→ The exercise
Single out the lines that include the word "with". Copy them.

╔══

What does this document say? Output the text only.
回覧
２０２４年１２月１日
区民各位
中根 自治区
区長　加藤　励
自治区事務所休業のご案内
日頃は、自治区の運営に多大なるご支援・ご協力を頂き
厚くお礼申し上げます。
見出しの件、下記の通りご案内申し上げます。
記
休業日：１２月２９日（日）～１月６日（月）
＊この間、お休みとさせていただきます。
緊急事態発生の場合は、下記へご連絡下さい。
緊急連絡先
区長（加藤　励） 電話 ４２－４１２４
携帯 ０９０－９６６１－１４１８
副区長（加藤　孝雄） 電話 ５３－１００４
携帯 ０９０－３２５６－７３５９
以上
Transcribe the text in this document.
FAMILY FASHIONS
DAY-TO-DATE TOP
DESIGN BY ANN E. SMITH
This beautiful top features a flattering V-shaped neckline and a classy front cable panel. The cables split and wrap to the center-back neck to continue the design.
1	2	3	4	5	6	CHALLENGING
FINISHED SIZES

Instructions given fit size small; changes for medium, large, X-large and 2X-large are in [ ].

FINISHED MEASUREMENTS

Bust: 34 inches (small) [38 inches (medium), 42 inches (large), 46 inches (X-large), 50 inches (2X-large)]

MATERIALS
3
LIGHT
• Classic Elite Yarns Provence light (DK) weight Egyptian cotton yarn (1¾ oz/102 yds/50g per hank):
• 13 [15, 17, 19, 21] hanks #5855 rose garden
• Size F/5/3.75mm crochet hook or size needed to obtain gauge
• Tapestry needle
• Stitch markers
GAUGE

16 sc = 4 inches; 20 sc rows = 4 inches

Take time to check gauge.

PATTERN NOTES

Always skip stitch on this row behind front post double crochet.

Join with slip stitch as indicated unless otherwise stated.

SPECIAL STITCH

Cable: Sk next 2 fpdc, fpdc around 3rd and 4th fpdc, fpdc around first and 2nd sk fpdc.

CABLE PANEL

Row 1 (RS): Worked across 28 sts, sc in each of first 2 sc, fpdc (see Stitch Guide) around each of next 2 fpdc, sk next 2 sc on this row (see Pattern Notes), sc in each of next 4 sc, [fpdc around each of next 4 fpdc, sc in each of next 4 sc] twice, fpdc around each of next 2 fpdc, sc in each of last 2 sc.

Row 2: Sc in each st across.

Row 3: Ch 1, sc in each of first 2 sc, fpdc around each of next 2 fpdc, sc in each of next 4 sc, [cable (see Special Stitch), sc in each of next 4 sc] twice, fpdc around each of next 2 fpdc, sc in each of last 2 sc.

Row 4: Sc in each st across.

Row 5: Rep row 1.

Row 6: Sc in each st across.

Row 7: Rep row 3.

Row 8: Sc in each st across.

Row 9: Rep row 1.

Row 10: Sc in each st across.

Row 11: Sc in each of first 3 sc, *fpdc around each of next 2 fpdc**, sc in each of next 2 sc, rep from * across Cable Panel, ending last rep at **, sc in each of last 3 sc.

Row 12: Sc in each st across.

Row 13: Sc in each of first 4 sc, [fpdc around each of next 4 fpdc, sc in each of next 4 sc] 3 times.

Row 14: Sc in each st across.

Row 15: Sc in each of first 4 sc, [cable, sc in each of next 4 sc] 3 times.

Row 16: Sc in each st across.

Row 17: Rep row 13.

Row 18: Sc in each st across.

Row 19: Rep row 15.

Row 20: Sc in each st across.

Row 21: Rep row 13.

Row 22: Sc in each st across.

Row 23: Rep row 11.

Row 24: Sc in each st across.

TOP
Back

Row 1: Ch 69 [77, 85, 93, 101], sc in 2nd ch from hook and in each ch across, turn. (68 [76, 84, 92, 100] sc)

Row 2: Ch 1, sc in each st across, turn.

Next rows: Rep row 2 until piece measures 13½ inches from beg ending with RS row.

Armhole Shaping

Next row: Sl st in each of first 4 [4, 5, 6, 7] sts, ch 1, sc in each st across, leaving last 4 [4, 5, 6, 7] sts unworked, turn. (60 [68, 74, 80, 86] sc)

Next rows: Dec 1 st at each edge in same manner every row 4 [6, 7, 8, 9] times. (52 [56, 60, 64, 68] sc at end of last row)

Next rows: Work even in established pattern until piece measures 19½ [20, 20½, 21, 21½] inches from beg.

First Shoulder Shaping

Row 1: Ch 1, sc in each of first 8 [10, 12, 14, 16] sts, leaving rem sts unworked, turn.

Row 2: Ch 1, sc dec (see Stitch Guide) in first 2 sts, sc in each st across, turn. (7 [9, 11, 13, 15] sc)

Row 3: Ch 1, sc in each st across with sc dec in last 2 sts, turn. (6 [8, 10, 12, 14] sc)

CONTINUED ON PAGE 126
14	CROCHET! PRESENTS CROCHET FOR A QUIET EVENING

╚══

→ Result below
Join with slip stitch as indicated unless otherwise stated.
Next rows: Rep row 2 until piece measures 13½ inches from beg ending with RS row.
Row 3: Ch 1, sc in each st across with sc dec in last 2 sts, turn. (6 [8, 10, 12, 14] sc)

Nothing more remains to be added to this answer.